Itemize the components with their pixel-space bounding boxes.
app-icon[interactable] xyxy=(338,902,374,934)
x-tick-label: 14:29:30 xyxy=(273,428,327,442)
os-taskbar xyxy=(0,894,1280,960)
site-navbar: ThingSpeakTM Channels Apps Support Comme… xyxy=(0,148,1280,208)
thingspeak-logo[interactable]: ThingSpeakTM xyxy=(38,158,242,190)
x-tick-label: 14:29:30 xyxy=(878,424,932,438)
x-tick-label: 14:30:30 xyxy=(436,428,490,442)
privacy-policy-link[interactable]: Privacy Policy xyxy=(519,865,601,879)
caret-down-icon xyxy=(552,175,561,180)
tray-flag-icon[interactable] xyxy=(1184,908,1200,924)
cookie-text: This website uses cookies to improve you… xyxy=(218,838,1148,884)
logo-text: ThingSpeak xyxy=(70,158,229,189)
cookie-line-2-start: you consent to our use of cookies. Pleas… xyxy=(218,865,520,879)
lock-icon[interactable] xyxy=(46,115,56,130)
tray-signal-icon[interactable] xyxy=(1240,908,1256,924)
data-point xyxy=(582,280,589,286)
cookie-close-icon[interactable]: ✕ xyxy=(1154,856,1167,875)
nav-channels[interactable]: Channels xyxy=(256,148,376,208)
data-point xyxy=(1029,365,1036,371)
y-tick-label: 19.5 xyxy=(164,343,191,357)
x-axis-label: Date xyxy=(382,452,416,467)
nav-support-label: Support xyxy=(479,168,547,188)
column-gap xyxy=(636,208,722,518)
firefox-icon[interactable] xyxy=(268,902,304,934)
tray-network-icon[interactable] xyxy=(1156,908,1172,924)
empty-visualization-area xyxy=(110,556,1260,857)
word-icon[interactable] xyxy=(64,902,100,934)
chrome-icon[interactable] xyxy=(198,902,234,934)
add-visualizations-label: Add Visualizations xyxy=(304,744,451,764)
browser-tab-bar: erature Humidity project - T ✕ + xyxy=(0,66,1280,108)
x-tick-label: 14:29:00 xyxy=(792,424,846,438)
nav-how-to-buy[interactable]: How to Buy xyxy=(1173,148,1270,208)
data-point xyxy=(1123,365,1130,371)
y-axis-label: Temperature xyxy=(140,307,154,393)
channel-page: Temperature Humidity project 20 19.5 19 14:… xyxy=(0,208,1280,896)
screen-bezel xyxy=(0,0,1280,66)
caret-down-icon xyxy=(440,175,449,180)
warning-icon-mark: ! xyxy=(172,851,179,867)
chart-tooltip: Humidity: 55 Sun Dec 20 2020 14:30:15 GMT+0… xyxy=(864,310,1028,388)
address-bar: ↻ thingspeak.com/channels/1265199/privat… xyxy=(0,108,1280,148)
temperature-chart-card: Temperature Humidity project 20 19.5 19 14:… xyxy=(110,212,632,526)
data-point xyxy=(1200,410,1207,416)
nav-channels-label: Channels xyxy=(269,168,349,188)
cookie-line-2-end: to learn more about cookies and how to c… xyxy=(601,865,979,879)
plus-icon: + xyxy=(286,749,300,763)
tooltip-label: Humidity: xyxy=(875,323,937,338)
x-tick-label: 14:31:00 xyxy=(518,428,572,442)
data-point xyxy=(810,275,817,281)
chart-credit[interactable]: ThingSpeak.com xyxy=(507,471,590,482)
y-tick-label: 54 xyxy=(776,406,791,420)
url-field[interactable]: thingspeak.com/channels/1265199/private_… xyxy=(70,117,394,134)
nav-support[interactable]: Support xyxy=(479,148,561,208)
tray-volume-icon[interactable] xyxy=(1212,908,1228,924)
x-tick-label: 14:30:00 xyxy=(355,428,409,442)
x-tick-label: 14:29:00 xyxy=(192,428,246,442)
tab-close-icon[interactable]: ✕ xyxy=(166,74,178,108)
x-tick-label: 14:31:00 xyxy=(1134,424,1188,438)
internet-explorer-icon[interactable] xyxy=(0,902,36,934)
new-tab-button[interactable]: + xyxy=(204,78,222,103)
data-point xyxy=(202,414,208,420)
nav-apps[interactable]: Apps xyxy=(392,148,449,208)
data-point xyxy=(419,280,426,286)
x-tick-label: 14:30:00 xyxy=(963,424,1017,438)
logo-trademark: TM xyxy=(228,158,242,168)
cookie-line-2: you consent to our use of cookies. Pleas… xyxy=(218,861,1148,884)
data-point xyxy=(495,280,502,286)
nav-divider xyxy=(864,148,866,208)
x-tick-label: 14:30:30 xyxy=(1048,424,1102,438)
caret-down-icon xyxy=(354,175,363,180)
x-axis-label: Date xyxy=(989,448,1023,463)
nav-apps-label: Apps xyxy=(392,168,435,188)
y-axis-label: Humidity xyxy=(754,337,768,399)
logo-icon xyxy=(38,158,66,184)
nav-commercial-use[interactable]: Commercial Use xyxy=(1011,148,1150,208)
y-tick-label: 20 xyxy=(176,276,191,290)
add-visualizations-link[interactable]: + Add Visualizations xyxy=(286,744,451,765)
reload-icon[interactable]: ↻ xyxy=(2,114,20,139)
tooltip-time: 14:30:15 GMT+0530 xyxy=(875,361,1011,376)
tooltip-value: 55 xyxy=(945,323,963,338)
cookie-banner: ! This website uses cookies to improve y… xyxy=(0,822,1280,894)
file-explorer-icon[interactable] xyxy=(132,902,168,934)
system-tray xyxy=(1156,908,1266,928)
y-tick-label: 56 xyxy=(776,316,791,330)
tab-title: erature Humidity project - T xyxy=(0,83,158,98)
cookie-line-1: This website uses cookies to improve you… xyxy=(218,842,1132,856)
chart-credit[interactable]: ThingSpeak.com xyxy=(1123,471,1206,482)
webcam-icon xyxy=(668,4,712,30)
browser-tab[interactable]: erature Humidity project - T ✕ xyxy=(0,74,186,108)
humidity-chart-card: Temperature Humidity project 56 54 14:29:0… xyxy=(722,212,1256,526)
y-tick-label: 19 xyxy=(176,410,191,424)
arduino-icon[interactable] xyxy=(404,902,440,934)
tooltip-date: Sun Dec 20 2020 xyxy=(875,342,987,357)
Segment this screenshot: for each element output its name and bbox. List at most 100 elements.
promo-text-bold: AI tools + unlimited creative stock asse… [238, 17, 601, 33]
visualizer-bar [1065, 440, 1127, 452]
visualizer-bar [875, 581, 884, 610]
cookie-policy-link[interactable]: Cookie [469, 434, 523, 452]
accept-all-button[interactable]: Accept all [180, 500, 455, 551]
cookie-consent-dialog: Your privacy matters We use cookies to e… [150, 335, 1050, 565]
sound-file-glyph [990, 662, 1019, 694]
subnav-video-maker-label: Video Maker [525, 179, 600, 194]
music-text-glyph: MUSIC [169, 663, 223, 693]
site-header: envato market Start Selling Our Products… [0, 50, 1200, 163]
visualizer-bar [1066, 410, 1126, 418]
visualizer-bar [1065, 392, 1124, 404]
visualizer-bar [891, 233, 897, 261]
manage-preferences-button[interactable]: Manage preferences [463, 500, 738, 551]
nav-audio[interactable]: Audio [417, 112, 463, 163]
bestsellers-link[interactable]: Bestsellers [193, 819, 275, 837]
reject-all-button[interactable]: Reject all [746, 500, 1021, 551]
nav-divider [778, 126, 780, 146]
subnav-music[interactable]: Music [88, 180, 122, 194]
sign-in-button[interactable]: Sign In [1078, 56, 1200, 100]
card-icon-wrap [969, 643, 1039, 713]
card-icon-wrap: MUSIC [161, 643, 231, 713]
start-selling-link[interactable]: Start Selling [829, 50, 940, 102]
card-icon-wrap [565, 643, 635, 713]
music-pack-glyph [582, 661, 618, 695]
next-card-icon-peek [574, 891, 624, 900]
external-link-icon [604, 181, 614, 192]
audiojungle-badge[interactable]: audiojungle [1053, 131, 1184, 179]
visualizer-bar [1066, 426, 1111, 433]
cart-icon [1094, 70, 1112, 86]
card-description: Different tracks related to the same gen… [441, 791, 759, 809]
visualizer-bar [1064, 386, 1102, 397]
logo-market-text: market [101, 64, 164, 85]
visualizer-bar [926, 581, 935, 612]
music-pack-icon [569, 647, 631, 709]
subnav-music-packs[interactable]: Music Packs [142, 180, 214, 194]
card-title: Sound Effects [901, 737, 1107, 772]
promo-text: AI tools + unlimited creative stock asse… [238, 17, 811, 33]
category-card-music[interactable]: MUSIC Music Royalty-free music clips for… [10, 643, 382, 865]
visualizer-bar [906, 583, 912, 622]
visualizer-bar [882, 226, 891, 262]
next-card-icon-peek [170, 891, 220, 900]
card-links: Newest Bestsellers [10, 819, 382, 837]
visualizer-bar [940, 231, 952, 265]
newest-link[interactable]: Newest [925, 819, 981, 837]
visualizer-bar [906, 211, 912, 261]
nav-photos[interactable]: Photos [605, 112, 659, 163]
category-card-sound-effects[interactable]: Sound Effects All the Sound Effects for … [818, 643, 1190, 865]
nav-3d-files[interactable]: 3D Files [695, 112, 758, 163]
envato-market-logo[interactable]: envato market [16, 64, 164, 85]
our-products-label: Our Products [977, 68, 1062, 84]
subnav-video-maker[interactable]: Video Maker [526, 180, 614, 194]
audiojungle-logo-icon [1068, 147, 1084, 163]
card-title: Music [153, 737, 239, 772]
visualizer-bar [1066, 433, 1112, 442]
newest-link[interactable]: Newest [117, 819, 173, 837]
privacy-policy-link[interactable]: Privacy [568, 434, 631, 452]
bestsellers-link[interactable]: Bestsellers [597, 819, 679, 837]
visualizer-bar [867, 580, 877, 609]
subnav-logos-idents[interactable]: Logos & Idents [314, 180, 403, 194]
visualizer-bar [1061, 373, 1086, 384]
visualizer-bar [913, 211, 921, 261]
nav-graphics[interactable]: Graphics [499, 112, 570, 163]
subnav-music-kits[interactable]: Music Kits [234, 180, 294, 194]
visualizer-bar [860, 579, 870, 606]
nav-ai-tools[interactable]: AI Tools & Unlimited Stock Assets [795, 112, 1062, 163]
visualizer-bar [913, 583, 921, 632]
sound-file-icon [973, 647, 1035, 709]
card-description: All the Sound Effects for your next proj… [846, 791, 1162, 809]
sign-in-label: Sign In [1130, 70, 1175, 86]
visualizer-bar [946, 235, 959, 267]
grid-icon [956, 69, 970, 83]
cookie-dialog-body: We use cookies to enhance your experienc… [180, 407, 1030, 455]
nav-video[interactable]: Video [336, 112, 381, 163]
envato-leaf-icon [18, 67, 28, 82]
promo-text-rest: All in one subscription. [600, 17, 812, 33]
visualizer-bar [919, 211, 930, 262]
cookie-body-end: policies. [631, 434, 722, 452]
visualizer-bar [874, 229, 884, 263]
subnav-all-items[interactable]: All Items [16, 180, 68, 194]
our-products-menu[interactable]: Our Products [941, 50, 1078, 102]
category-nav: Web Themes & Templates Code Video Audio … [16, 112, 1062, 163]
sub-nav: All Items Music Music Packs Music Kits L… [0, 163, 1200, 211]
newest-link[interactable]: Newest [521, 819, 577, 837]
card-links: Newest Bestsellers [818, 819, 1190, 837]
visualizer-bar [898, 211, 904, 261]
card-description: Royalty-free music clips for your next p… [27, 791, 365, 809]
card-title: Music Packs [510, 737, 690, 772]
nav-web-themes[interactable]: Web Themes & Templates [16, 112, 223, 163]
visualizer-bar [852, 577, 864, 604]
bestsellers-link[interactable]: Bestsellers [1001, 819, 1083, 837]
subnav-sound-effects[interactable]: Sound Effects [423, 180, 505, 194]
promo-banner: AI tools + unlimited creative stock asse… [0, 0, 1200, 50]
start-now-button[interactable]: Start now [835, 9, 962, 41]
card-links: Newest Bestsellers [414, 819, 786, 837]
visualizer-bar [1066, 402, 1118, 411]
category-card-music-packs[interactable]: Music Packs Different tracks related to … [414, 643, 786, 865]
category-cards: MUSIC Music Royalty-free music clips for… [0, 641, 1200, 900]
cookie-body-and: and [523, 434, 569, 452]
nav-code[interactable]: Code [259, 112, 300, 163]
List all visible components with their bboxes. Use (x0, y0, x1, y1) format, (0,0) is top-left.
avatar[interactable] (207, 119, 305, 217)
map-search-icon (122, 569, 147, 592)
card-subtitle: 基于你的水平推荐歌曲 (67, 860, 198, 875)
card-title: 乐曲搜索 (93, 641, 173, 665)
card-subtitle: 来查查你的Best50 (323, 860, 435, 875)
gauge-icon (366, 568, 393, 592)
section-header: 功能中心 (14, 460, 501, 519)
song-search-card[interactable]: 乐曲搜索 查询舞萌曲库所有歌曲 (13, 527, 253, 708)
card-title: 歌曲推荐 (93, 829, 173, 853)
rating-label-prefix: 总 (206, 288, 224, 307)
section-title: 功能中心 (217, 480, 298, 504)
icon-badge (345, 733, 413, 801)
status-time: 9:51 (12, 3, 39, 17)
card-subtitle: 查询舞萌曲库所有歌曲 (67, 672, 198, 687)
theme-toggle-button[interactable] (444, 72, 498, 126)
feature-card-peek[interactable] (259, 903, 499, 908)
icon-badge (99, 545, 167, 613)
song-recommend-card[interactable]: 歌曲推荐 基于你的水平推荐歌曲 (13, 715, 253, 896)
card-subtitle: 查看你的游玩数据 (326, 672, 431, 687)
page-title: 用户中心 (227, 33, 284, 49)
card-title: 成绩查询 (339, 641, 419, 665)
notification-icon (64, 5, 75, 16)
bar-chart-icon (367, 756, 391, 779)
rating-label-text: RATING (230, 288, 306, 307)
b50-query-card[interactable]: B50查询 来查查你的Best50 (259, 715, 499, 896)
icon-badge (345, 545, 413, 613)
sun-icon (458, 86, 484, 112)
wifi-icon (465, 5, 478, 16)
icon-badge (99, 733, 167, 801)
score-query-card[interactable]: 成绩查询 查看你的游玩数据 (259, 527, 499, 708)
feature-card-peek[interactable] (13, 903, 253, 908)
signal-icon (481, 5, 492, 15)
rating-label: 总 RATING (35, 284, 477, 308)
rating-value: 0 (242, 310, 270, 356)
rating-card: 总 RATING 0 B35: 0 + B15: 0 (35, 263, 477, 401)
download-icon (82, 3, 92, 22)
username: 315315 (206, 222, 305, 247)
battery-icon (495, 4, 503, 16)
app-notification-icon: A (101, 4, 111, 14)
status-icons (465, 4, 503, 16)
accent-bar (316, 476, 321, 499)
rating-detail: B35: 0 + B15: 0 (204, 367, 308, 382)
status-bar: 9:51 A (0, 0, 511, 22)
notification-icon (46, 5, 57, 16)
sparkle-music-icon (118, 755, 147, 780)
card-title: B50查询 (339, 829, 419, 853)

TO BE DONE: Convert the data, from its first line through the line containing "site-navbar: ThingSpeakTM Channels" (both included), into a Markdown table with the columns Row and Line, leaving out any blank lines.

TASK SOLUTION:
| Row | Line |
|---|---|
| 1 | Itemize the components with their pixel-space bounding boxes. |
| 2 | app-icon[interactable] xyxy=(338,902,374,934) |
| 3 | x-tick-label: 14:29:30 xyxy=(273,428,327,442) |
| 4 | os-taskbar xyxy=(0,894,1280,960) |
| 5 | site-navbar: ThingSpeakTM Channels Apps Support Comme… xyxy=(0,148,1280,208) |